:: What is being asked ::
All of the lines below are to be transcribed faithfully, with pictures excluded from the copy.

*** Stored rows ***

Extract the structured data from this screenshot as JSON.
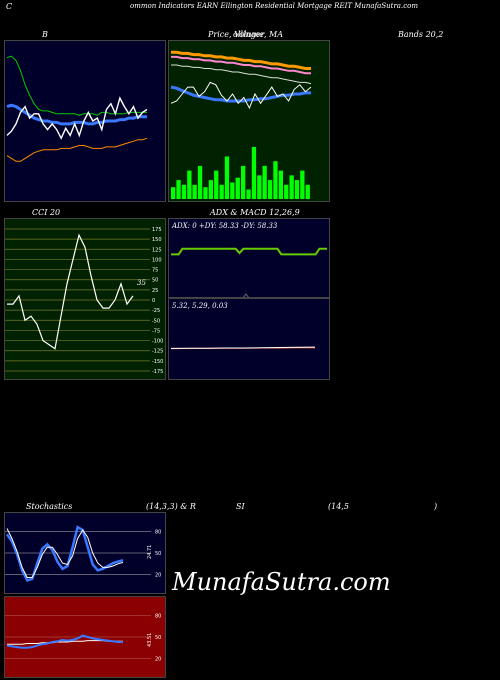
{
  "header": {
    "left": "C",
    "title": "ommon  Indicators EARN  Ellington  Residential Mortgage   REIT MunafaSutra.com"
  },
  "labels": {
    "bollinger": "B",
    "price": "Price,  Volume,  MA",
    "price_overlap": "ollinger",
    "bands": "Bands 20,2",
    "cci": "CCI 20",
    "adx_macd": "ADX  & MACD 12,26,9",
    "stoch_1": "Stochastics",
    "stoch_2": "(14,3,3) & R",
    "stoch_3": "SI",
    "stoch_4": "(14,5",
    "stoch_5": ")"
  },
  "watermark": "MunafaSutra.com",
  "colors": {
    "bg": "#000000",
    "bollinger_bg": "#00002a",
    "price_bg": "#002200",
    "cci_bg": "#002200",
    "adx_bg": "#00002a",
    "stoch_bg": "#00002a",
    "rsi_bg": "#8b0000",
    "volume": "#00ff00",
    "blue": "#3a78ff",
    "orange": "#ff8c00",
    "green_line": "#00cc00",
    "pink": "#ff88cc",
    "gold": "#ff9900"
  },
  "chart_data": [
    {
      "type": "line",
      "name": "bollinger",
      "ylim": [
        0,
        100
      ],
      "series": [
        {
          "name": "upper",
          "values": [
            94,
            95,
            92,
            85,
            75,
            68,
            62,
            58,
            57,
            57,
            56,
            55,
            55,
            55,
            55,
            55,
            54,
            55,
            55,
            55,
            54,
            56,
            56,
            55,
            55,
            55,
            55,
            56,
            56,
            56,
            56,
            56
          ]
        },
        {
          "name": "middle",
          "values": [
            60,
            61,
            60,
            58,
            56,
            54,
            52,
            51,
            50,
            50,
            49,
            49,
            48,
            48,
            48,
            49,
            49,
            49,
            48,
            48,
            49,
            49,
            50,
            50,
            50,
            51,
            51,
            52,
            52,
            53,
            53,
            53
          ]
        },
        {
          "name": "lower",
          "values": [
            26,
            24,
            22,
            22,
            24,
            26,
            28,
            29,
            30,
            30,
            30,
            30,
            31,
            31,
            31,
            32,
            33,
            33,
            32,
            31,
            31,
            31,
            32,
            32,
            32,
            33,
            34,
            35,
            36,
            37,
            37,
            38
          ]
        },
        {
          "name": "price",
          "values": [
            40,
            43,
            48,
            56,
            60,
            52,
            55,
            55,
            48,
            44,
            48,
            44,
            38,
            45,
            40,
            48,
            40,
            50,
            56,
            50,
            52,
            44,
            58,
            62,
            55,
            66,
            60,
            55,
            60,
            52,
            56,
            58
          ]
        }
      ]
    },
    {
      "type": "line",
      "name": "price_volume_ma",
      "ylim": [
        0,
        100
      ],
      "series": [
        {
          "name": "ma_gold",
          "values": [
            92,
            92,
            91,
            91,
            90,
            90,
            89,
            89,
            88,
            88,
            87,
            87,
            86,
            85,
            85,
            84,
            84,
            83,
            82,
            82,
            81,
            80,
            80,
            79,
            78,
            78
          ]
        },
        {
          "name": "ma_pink",
          "values": [
            88,
            88,
            87,
            87,
            86,
            86,
            85,
            85,
            84,
            84,
            83,
            83,
            82,
            81,
            81,
            80,
            80,
            79,
            78,
            78,
            77,
            76,
            76,
            75,
            74,
            74
          ]
        },
        {
          "name": "ma_white",
          "values": [
            81,
            81,
            80,
            80,
            79,
            79,
            78,
            78,
            77,
            77,
            76,
            75,
            75,
            74,
            73,
            73,
            72,
            71,
            70,
            70,
            69,
            68,
            67,
            66,
            66,
            65
          ]
        },
        {
          "name": "ma_blue",
          "values": [
            62,
            61,
            59,
            57,
            55,
            54,
            53,
            52,
            51,
            51,
            50,
            50,
            50,
            50,
            51,
            51,
            52,
            52,
            53,
            54,
            55,
            55,
            56,
            56,
            57,
            57
          ]
        },
        {
          "name": "price",
          "values": [
            48,
            50,
            56,
            62,
            62,
            54,
            58,
            66,
            64,
            55,
            50,
            56,
            48,
            53,
            44,
            56,
            48,
            55,
            62,
            54,
            56,
            50,
            60,
            64,
            58,
            62
          ]
        },
        {
          "name": "volume",
          "values": [
            5,
            8,
            6,
            12,
            6,
            14,
            5,
            8,
            12,
            6,
            18,
            7,
            9,
            14,
            4,
            22,
            10,
            14,
            8,
            16,
            12,
            6,
            10,
            8,
            12,
            6
          ]
        }
      ]
    },
    {
      "type": "line",
      "name": "cci",
      "ylim": [
        -175,
        175
      ],
      "y_ticks": [
        175,
        150,
        125,
        100,
        75,
        50,
        25,
        0,
        -25,
        -50,
        -75,
        -100,
        -125,
        -150,
        -175
      ],
      "current": "35",
      "values": [
        -10,
        -10,
        10,
        -50,
        -40,
        -60,
        -100,
        -110,
        -120,
        -40,
        40,
        100,
        160,
        130,
        60,
        0,
        -20,
        -20,
        0,
        40,
        -10,
        10
      ]
    },
    {
      "type": "line",
      "name": "adx",
      "readout": "ADX: 0   +DY: 58.33 -DY: 58.33",
      "ylim": [
        0,
        100
      ],
      "values": [
        58,
        58,
        58,
        66,
        66,
        66,
        66,
        66,
        66,
        66,
        66,
        66,
        66,
        66,
        66,
        66,
        66,
        66,
        60,
        66,
        66,
        66,
        66,
        66,
        66,
        66,
        66,
        66,
        66,
        58,
        58,
        58,
        58,
        58,
        58,
        58,
        58,
        58,
        58,
        66,
        66,
        66
      ]
    },
    {
      "type": "line",
      "name": "macd",
      "readout": "5.32,  5.29,  0.03",
      "series": [
        {
          "name": "macd",
          "values": [
            5.26,
            5.27,
            5.27,
            5.28,
            5.28,
            5.29,
            5.3,
            5.31,
            5.32
          ]
        },
        {
          "name": "signal",
          "values": [
            5.25,
            5.26,
            5.26,
            5.27,
            5.27,
            5.28,
            5.28,
            5.29,
            5.29
          ]
        }
      ]
    },
    {
      "type": "line",
      "name": "stochastics",
      "ylim": [
        0,
        100
      ],
      "y_ticks": [
        80,
        50,
        20
      ],
      "current": "24.71",
      "series": [
        {
          "name": "k",
          "values": [
            76,
            66,
            48,
            26,
            12,
            14,
            36,
            56,
            62,
            54,
            38,
            28,
            32,
            58,
            86,
            82,
            58,
            34,
            26,
            28,
            32,
            36,
            38,
            40
          ]
        },
        {
          "name": "d",
          "values": [
            84,
            70,
            52,
            30,
            16,
            16,
            30,
            48,
            58,
            58,
            48,
            36,
            34,
            46,
            70,
            82,
            72,
            50,
            36,
            30,
            30,
            32,
            35,
            37
          ]
        }
      ]
    },
    {
      "type": "line",
      "name": "rsi",
      "ylim": [
        0,
        100
      ],
      "y_ticks": [
        80,
        50,
        20
      ],
      "current": "43.51",
      "series": [
        {
          "name": "rsi",
          "values": [
            38,
            37,
            36,
            35,
            35,
            36,
            38,
            40,
            41,
            43,
            44,
            46,
            45,
            46,
            48,
            52,
            50,
            48,
            47,
            46,
            45,
            44,
            43,
            43
          ]
        },
        {
          "name": "ref",
          "values": [
            40,
            40,
            40,
            40,
            41,
            41,
            41,
            42,
            42,
            42,
            43,
            43,
            43,
            44,
            44,
            44,
            45,
            45,
            45,
            45,
            44,
            44,
            44,
            44
          ]
        }
      ]
    }
  ]
}
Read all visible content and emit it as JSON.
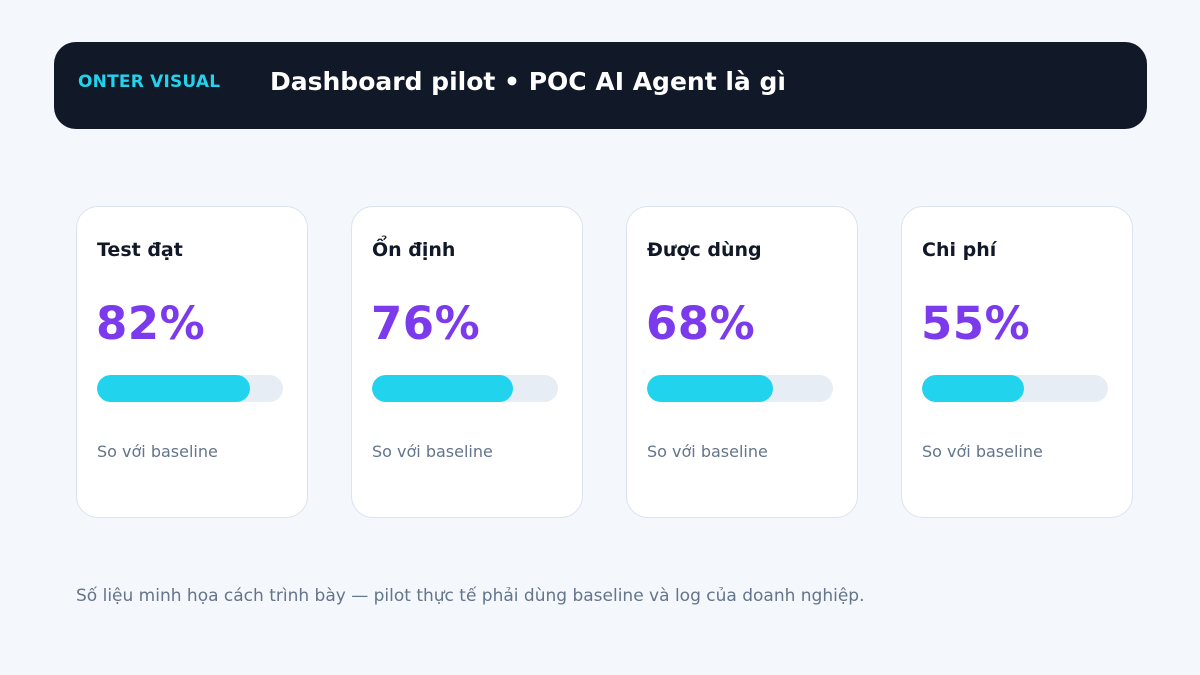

***

:: Exercise solution ::
Extract the structured data from this screenshot as JSON.
{
  "header": {
    "left": "C",
    "title": "ommon  Indicators EARN  Ellington  Residential Mortgage   REIT MunafaSutra.com"
  },
  "labels": {
    "bollinger": "B",
    "price": "Price,  Volume,  MA",
    "price_overlap": "ollinger",
    "bands": "Bands 20,2",
    "cci": "CCI 20",
    "adx_macd": "ADX  & MACD 12,26,9",
    "stoch_1": "Stochastics",
    "stoch_2": "(14,3,3) & R",
    "stoch_3": "SI",
    "stoch_4": "(14,5",
    "stoch_5": ")"
  },
  "watermark": "MunafaSutra.com",
  "colors": {
    "bg": "#000000",
    "bollinger_bg": "#00002a",
    "price_bg": "#002200",
    "cci_bg": "#002200",
    "adx_bg": "#00002a",
    "stoch_bg": "#00002a",
    "rsi_bg": "#8b0000",
    "volume": "#00ff00",
    "blue": "#3a78ff",
    "orange": "#ff8c00",
    "green_line": "#00cc00",
    "pink": "#ff88cc",
    "gold": "#ff9900"
  },
  "chart_data": [
    {
      "type": "line",
      "name": "bollinger",
      "ylim": [
        0,
        100
      ],
      "series": [
        {
          "name": "upper",
          "values": [
            94,
            95,
            92,
            85,
            75,
            68,
            62,
            58,
            57,
            57,
            56,
            55,
            55,
            55,
            55,
            55,
            54,
            55,
            55,
            55,
            54,
            56,
            56,
            55,
            55,
            55,
            55,
            56,
            56,
            56,
            56,
            56
          ]
        },
        {
          "name": "middle",
          "values": [
            60,
            61,
            60,
            58,
            56,
            54,
            52,
            51,
            50,
            50,
            49,
            49,
            48,
            48,
            48,
            49,
            49,
            49,
            48,
            48,
            49,
            49,
            50,
            50,
            50,
            51,
            51,
            52,
            52,
            53,
            53,
            53
          ]
        },
        {
          "name": "lower",
          "values": [
            26,
            24,
            22,
            22,
            24,
            26,
            28,
            29,
            30,
            30,
            30,
            30,
            31,
            31,
            31,
            32,
            33,
            33,
            32,
            31,
            31,
            31,
            32,
            32,
            32,
            33,
            34,
            35,
            36,
            37,
            37,
            38
          ]
        },
        {
          "name": "price",
          "values": [
            40,
            43,
            48,
            56,
            60,
            52,
            55,
            55,
            48,
            44,
            48,
            44,
            38,
            45,
            40,
            48,
            40,
            50,
            56,
            50,
            52,
            44,
            58,
            62,
            55,
            66,
            60,
            55,
            60,
            52,
            56,
            58
          ]
        }
      ]
    },
    {
      "type": "line",
      "name": "price_volume_ma",
      "ylim": [
        0,
        100
      ],
      "series": [
        {
          "name": "ma_gold",
          "values": [
            92,
            92,
            91,
            91,
            90,
            90,
            89,
            89,
            88,
            88,
            87,
            87,
            86,
            85,
            85,
            84,
            84,
            83,
            82,
            82,
            81,
            80,
            80,
            79,
            78,
            78
          ]
        },
        {
          "name": "ma_pink",
          "values": [
            88,
            88,
            87,
            87,
            86,
            86,
            85,
            85,
            84,
            84,
            83,
            83,
            82,
            81,
            81,
            80,
            80,
            79,
            78,
            78,
            77,
            76,
            76,
            75,
            74,
            74
          ]
        },
        {
          "name": "ma_white",
          "values": [
            81,
            81,
            80,
            80,
            79,
            79,
            78,
            78,
            77,
            77,
            76,
            75,
            75,
            74,
            73,
            73,
            72,
            71,
            70,
            70,
            69,
            68,
            67,
            66,
            66,
            65
          ]
        },
        {
          "name": "ma_blue",
          "values": [
            62,
            61,
            59,
            57,
            55,
            54,
            53,
            52,
            51,
            51,
            50,
            50,
            50,
            50,
            51,
            51,
            52,
            52,
            53,
            54,
            55,
            55,
            56,
            56,
            57,
            57
          ]
        },
        {
          "name": "price",
          "values": [
            48,
            50,
            56,
            62,
            62,
            54,
            58,
            66,
            64,
            55,
            50,
            56,
            48,
            53,
            44,
            56,
            48,
            55,
            62,
            54,
            56,
            50,
            60,
            64,
            58,
            62
          ]
        },
        {
          "name": "volume",
          "values": [
            5,
            8,
            6,
            12,
            6,
            14,
            5,
            8,
            12,
            6,
            18,
            7,
            9,
            14,
            4,
            22,
            10,
            14,
            8,
            16,
            12,
            6,
            10,
            8,
            12,
            6
          ]
        }
      ]
    },
    {
      "type": "line",
      "name": "cci",
      "ylim": [
        -175,
        175
      ],
      "y_ticks": [
        175,
        150,
        125,
        100,
        75,
        50,
        25,
        0,
        -25,
        -50,
        -75,
        -100,
        -125,
        -150,
        -175
      ],
      "current": "35",
      "values": [
        -10,
        -10,
        10,
        -50,
        -40,
        -60,
        -100,
        -110,
        -120,
        -40,
        40,
        100,
        160,
        130,
        60,
        0,
        -20,
        -20,
        0,
        40,
        -10,
        10
      ]
    },
    {
      "type": "line",
      "name": "adx",
      "readout": "ADX: 0   +DY: 58.33 -DY: 58.33",
      "ylim": [
        0,
        100
      ],
      "values": [
        58,
        58,
        58,
        66,
        66,
        66,
        66,
        66,
        66,
        66,
        66,
        66,
        66,
        66,
        66,
        66,
        66,
        66,
        60,
        66,
        66,
        66,
        66,
        66,
        66,
        66,
        66,
        66,
        66,
        58,
        58,
        58,
        58,
        58,
        58,
        58,
        58,
        58,
        58,
        66,
        66,
        66
      ]
    },
    {
      "type": "line",
      "name": "macd",
      "readout": "5.32,  5.29,  0.03",
      "series": [
        {
          "name": "macd",
          "values": [
            5.26,
            5.27,
            5.27,
            5.28,
            5.28,
            5.29,
            5.3,
            5.31,
            5.32
          ]
        },
        {
          "name": "signal",
          "values": [
            5.25,
            5.26,
            5.26,
            5.27,
            5.27,
            5.28,
            5.28,
            5.29,
            5.29
          ]
        }
      ]
    },
    {
      "type": "line",
      "name": "stochastics",
      "ylim": [
        0,
        100
      ],
      "y_ticks": [
        80,
        50,
        20
      ],
      "current": "24.71",
      "series": [
        {
          "name": "k",
          "values": [
            76,
            66,
            48,
            26,
            12,
            14,
            36,
            56,
            62,
            54,
            38,
            28,
            32,
            58,
            86,
            82,
            58,
            34,
            26,
            28,
            32,
            36,
            38,
            40
          ]
        },
        {
          "name": "d",
          "values": [
            84,
            70,
            52,
            30,
            16,
            16,
            30,
            48,
            58,
            58,
            48,
            36,
            34,
            46,
            70,
            82,
            72,
            50,
            36,
            30,
            30,
            32,
            35,
            37
          ]
        }
      ]
    },
    {
      "type": "line",
      "name": "rsi",
      "ylim": [
        0,
        100
      ],
      "y_ticks": [
        80,
        50,
        20
      ],
      "current": "43.51",
      "series": [
        {
          "name": "rsi",
          "values": [
            38,
            37,
            36,
            35,
            35,
            36,
            38,
            40,
            41,
            43,
            44,
            46,
            45,
            46,
            48,
            52,
            50,
            48,
            47,
            46,
            45,
            44,
            43,
            43
          ]
        },
        {
          "name": "ref",
          "values": [
            40,
            40,
            40,
            40,
            41,
            41,
            41,
            42,
            42,
            42,
            43,
            43,
            43,
            44,
            44,
            44,
            45,
            45,
            45,
            45,
            44,
            44,
            44,
            44
          ]
        }
      ]
    }
  ]
}
Read all visible content and emit it as JSON.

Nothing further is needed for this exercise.